* SET TASK:
Strip the pictures and reproduce the rest of the listing exactly.
-- START --
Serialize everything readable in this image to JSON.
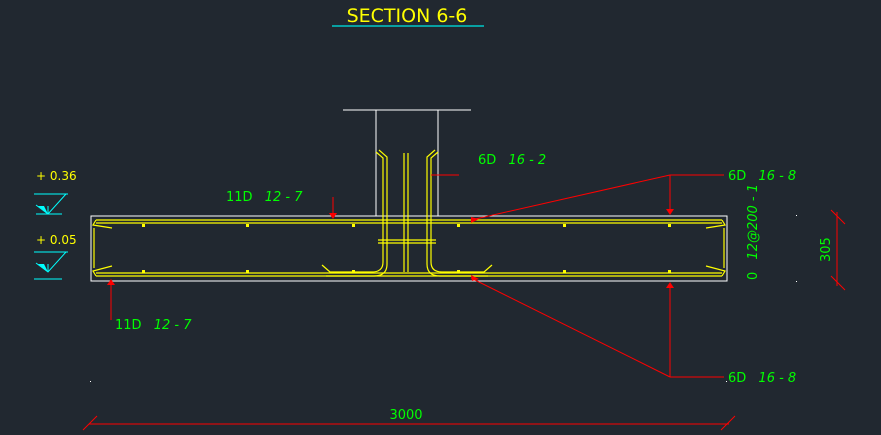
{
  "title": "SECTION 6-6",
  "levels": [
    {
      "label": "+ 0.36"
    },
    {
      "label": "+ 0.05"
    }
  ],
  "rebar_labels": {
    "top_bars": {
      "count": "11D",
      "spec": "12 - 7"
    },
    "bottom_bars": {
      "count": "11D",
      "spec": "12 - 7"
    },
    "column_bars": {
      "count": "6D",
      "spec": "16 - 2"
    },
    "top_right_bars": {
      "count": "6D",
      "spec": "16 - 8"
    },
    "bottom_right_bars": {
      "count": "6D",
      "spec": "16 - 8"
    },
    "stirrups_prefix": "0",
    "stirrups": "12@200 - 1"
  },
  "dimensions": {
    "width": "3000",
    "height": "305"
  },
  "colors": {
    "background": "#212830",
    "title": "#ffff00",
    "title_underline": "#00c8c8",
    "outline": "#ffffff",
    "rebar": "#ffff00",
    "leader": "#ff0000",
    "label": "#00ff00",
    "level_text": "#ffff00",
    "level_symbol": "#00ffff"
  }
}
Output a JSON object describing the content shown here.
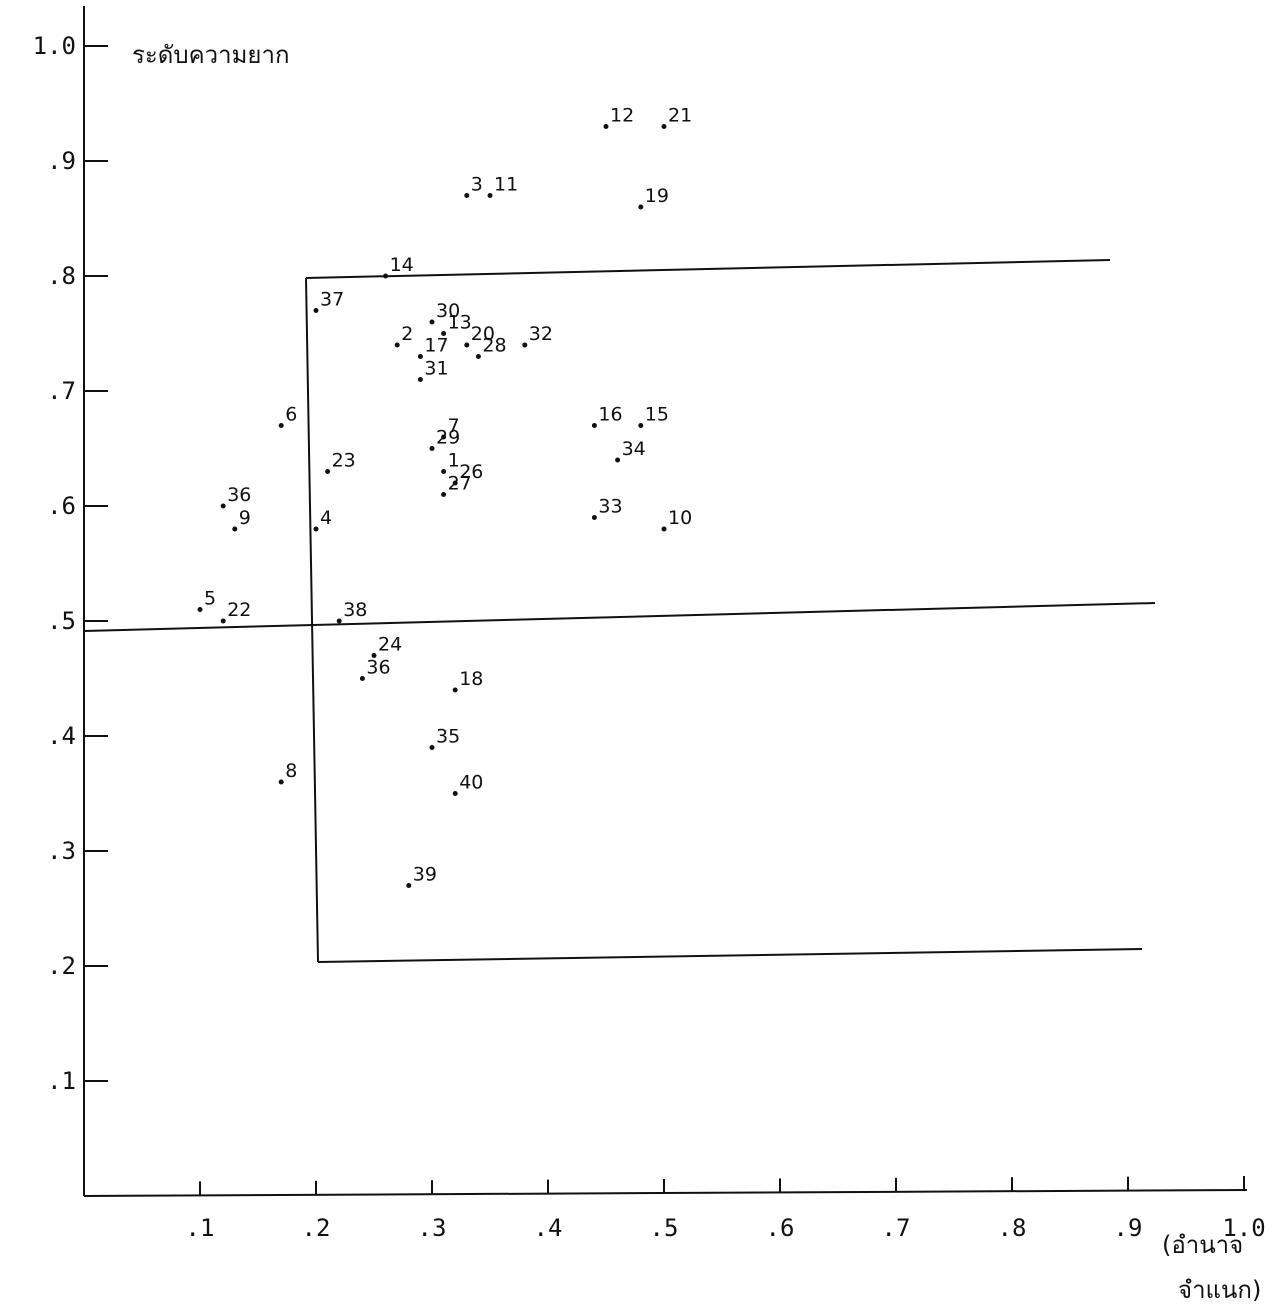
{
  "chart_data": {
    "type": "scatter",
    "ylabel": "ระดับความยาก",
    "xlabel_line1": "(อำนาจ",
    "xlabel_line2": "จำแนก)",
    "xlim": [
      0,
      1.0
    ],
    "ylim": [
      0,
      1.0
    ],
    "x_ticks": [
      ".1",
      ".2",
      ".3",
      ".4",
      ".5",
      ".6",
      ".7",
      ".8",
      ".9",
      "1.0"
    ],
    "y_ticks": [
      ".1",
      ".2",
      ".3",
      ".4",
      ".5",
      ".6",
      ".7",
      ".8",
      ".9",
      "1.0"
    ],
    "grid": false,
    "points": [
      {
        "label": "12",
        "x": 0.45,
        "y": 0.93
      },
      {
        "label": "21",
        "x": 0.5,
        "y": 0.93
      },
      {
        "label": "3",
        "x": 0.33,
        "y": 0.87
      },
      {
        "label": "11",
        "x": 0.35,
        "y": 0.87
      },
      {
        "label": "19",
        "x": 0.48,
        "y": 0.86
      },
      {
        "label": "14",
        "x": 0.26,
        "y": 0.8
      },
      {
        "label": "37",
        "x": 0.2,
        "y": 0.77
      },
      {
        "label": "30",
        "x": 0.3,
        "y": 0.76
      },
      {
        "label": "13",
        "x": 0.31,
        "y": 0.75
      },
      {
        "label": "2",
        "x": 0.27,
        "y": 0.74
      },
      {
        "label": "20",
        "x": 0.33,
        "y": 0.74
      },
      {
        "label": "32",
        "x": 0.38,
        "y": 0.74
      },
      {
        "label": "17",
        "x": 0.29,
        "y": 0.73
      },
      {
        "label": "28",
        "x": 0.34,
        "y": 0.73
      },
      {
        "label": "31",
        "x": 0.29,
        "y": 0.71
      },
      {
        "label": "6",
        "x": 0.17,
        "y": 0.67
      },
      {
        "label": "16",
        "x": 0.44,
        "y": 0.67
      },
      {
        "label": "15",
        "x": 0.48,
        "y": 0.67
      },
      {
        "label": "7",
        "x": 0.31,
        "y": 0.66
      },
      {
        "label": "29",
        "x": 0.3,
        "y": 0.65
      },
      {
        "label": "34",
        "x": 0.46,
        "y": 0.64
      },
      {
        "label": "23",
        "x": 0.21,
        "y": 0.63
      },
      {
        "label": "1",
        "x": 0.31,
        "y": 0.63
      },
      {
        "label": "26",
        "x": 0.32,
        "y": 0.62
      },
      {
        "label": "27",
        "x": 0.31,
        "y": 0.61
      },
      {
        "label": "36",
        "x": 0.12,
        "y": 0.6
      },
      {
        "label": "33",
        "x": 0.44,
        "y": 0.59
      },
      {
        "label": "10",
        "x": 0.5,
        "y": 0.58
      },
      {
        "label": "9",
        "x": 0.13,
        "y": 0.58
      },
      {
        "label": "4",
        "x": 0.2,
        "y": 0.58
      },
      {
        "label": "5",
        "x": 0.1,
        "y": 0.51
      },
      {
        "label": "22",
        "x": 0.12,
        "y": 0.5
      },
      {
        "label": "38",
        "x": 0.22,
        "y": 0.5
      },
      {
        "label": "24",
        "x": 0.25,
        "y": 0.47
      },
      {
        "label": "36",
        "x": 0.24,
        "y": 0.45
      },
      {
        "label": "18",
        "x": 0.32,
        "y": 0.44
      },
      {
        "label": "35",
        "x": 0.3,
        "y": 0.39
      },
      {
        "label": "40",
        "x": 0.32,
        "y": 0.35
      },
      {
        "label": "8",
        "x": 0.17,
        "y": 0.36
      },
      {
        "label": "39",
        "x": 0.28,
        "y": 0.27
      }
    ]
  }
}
-- END --
* EXERCISE SOLUTION:
Serialize everything readable in this image to JSON.
{
  "title": "SECTION 6-6",
  "levels": [
    {
      "label": "+ 0.36"
    },
    {
      "label": "+ 0.05"
    }
  ],
  "rebar_labels": {
    "top_bars": {
      "count": "11D",
      "spec": "12 - 7"
    },
    "bottom_bars": {
      "count": "11D",
      "spec": "12 - 7"
    },
    "column_bars": {
      "count": "6D",
      "spec": "16 - 2"
    },
    "top_right_bars": {
      "count": "6D",
      "spec": "16 - 8"
    },
    "bottom_right_bars": {
      "count": "6D",
      "spec": "16 - 8"
    },
    "stirrups_prefix": "0",
    "stirrups": "12@200 - 1"
  },
  "dimensions": {
    "width": "3000",
    "height": "305"
  },
  "colors": {
    "background": "#212830",
    "title": "#ffff00",
    "title_underline": "#00c8c8",
    "outline": "#ffffff",
    "rebar": "#ffff00",
    "leader": "#ff0000",
    "label": "#00ff00",
    "level_text": "#ffff00",
    "level_symbol": "#00ffff"
  }
}
Output a JSON object describing the content shown here.
{
  "chart_data": {
    "type": "scatter",
    "ylabel": "ระดับความยาก",
    "xlabel_line1": "(อำนาจ",
    "xlabel_line2": "จำแนก)",
    "xlim": [
      0,
      1.0
    ],
    "ylim": [
      0,
      1.0
    ],
    "x_ticks": [
      ".1",
      ".2",
      ".3",
      ".4",
      ".5",
      ".6",
      ".7",
      ".8",
      ".9",
      "1.0"
    ],
    "y_ticks": [
      ".1",
      ".2",
      ".3",
      ".4",
      ".5",
      ".6",
      ".7",
      ".8",
      ".9",
      "1.0"
    ],
    "grid": false,
    "points": [
      {
        "label": "12",
        "x": 0.45,
        "y": 0.93
      },
      {
        "label": "21",
        "x": 0.5,
        "y": 0.93
      },
      {
        "label": "3",
        "x": 0.33,
        "y": 0.87
      },
      {
        "label": "11",
        "x": 0.35,
        "y": 0.87
      },
      {
        "label": "19",
        "x": 0.48,
        "y": 0.86
      },
      {
        "label": "14",
        "x": 0.26,
        "y": 0.8
      },
      {
        "label": "37",
        "x": 0.2,
        "y": 0.77
      },
      {
        "label": "30",
        "x": 0.3,
        "y": 0.76
      },
      {
        "label": "13",
        "x": 0.31,
        "y": 0.75
      },
      {
        "label": "2",
        "x": 0.27,
        "y": 0.74
      },
      {
        "label": "20",
        "x": 0.33,
        "y": 0.74
      },
      {
        "label": "32",
        "x": 0.38,
        "y": 0.74
      },
      {
        "label": "17",
        "x": 0.29,
        "y": 0.73
      },
      {
        "label": "28",
        "x": 0.34,
        "y": 0.73
      },
      {
        "label": "31",
        "x": 0.29,
        "y": 0.71
      },
      {
        "label": "6",
        "x": 0.17,
        "y": 0.67
      },
      {
        "label": "16",
        "x": 0.44,
        "y": 0.67
      },
      {
        "label": "15",
        "x": 0.48,
        "y": 0.67
      },
      {
        "label": "7",
        "x": 0.31,
        "y": 0.66
      },
      {
        "label": "29",
        "x": 0.3,
        "y": 0.65
      },
      {
        "label": "34",
        "x": 0.46,
        "y": 0.64
      },
      {
        "label": "23",
        "x": 0.21,
        "y": 0.63
      },
      {
        "label": "1",
        "x": 0.31,
        "y": 0.63
      },
      {
        "label": "26",
        "x": 0.32,
        "y": 0.62
      },
      {
        "label": "27",
        "x": 0.31,
        "y": 0.61
      },
      {
        "label": "36",
        "x": 0.12,
        "y": 0.6
      },
      {
        "label": "33",
        "x": 0.44,
        "y": 0.59
      },
      {
        "label": "10",
        "x": 0.5,
        "y": 0.58
      },
      {
        "label": "9",
        "x": 0.13,
        "y": 0.58
      },
      {
        "label": "4",
        "x": 0.2,
        "y": 0.58
      },
      {
        "label": "5",
        "x": 0.1,
        "y": 0.51
      },
      {
        "label": "22",
        "x": 0.12,
        "y": 0.5
      },
      {
        "label": "38",
        "x": 0.22,
        "y": 0.5
      },
      {
        "label": "24",
        "x": 0.25,
        "y": 0.47
      },
      {
        "label": "36",
        "x": 0.24,
        "y": 0.45
      },
      {
        "label": "18",
        "x": 0.32,
        "y": 0.44
      },
      {
        "label": "35",
        "x": 0.3,
        "y": 0.39
      },
      {
        "label": "40",
        "x": 0.32,
        "y": 0.35
      },
      {
        "label": "8",
        "x": 0.17,
        "y": 0.36
      },
      {
        "label": "39",
        "x": 0.28,
        "y": 0.27
      }
    ]
  }
}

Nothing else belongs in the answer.